Given instruction A = Retype the entries from their first line up to and including the line containing "ceiling-wall-shadow xyxy=(26,153,978,162)", keeping every line unchanged.

Start Document text

Anthony "Anton" Rodgers (10 January 1933 – 1 December 2007) was an English actor and occasional director. He performed on stage, in film, in television dramas and sitcoms. He starred in several sitcoms, including Fresh Fields (ITV, 1984–86), its sequel French Fields (ITV, 1989–91), and May to December (BBC, 1989–94).

Early life and career
Rodgers was born in Ealing, the son of William Robert Rodgers and Leonore Victoria (née Wood). His early education was at Westminster City School. The family were evacuated to Wisbech, Isle of Ely during the war, where his father worked for Balding and Mansell, printers of ration books, permits and passes; Rodgers was sometimes erroneously reported as having been born in Wisbech. Later he was educated at the Italia Conti Academy and LAMDA. He appeared on stage from the age of 14. He was known for his television performances, specifically his long-running roles in the television sitcoms Fresh Fields in the 1980s and May to December from 1989 to 1994.

He also had a long career both on stage and in film. His stage roles ranged from contemporary comedy and satirical farce to Restoration comedy, Ibsen, Shaw and Wilde and Peter Nichols. He appeared in films such as The Man Who Haunted Himself (1970), Scrooge (1970, in which he performed the Academy Award-nominated Best Original Song "Thank You Very Much"), The Day of the Jackal (1973), and The Fourth Protocol (1987). He also narrated the children's animated TV series Old Bear Stories and appeared as Andre, the comically corrupt French policeman who aided Michael Caine in his romantic/financial schemes in Dirty Rotten Scoundrels.

End Document text
Start Data excerpts

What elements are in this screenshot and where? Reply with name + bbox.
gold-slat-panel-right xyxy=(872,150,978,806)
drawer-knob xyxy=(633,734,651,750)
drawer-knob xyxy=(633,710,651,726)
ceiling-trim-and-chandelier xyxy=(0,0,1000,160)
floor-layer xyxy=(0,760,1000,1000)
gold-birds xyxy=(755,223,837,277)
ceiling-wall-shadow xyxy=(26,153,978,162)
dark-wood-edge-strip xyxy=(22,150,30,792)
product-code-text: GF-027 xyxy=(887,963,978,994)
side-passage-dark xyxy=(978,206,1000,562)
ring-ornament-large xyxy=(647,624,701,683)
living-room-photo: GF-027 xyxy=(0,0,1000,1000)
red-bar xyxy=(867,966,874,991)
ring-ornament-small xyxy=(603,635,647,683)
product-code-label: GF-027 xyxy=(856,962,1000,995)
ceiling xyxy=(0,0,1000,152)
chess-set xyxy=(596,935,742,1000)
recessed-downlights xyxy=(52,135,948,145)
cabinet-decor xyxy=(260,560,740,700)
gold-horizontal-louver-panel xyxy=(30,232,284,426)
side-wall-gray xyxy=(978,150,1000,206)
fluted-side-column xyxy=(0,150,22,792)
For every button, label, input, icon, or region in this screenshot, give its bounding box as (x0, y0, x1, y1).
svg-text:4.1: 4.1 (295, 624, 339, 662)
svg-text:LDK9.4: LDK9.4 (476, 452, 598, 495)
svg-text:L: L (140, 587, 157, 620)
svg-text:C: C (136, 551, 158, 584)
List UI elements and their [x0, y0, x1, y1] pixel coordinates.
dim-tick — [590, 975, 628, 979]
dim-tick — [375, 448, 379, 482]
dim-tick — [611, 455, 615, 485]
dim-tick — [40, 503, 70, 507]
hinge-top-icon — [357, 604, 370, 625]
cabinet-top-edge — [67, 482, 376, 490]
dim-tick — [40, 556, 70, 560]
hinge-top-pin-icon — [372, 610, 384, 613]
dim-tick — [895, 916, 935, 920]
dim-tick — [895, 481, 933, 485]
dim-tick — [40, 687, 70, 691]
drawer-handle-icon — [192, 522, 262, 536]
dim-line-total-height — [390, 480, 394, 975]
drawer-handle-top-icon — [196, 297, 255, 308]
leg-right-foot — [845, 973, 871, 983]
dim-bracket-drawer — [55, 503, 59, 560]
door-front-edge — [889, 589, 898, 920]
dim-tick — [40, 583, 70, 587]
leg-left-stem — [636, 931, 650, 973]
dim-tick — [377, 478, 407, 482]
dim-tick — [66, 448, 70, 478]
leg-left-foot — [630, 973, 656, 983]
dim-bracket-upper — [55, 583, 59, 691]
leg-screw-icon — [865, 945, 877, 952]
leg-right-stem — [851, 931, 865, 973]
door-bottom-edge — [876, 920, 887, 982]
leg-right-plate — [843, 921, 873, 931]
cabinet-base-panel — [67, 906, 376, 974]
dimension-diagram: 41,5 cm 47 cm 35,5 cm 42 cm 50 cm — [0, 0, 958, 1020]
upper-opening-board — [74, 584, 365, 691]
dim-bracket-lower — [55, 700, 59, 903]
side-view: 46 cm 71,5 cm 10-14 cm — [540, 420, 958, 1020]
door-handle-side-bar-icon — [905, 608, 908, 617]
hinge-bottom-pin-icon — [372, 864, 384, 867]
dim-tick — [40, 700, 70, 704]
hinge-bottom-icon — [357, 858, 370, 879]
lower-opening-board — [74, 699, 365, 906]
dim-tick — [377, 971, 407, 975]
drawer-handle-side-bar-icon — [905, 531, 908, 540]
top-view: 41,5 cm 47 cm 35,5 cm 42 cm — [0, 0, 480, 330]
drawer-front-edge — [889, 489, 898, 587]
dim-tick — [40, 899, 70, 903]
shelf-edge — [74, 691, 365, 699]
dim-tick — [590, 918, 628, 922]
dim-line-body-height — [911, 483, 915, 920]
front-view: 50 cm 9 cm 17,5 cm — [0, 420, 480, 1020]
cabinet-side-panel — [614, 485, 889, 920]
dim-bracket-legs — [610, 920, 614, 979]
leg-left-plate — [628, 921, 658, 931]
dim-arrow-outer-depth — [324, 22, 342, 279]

End Data excerpts

Given instruction B = Using the biography of Anton Rodgers, list each film named in the sentence beginning "He appeared in films such as," and give each title's year.

Expected answer A =
What elements are in this screenshot and where? Reply with name + bbox.
gold-slat-panel-right xyxy=(872,150,978,806)
drawer-knob xyxy=(633,734,651,750)
drawer-knob xyxy=(633,710,651,726)
ceiling-trim-and-chandelier xyxy=(0,0,1000,160)
floor-layer xyxy=(0,760,1000,1000)
gold-birds xyxy=(755,223,837,277)
ceiling-wall-shadow xyxy=(26,153,978,162)

Expected answer B =
- The Man Who Haunted Himself (1970)
- Scrooge (1970)
- The Day of the Jackal (1973)
- The Fourth Protocol (1987)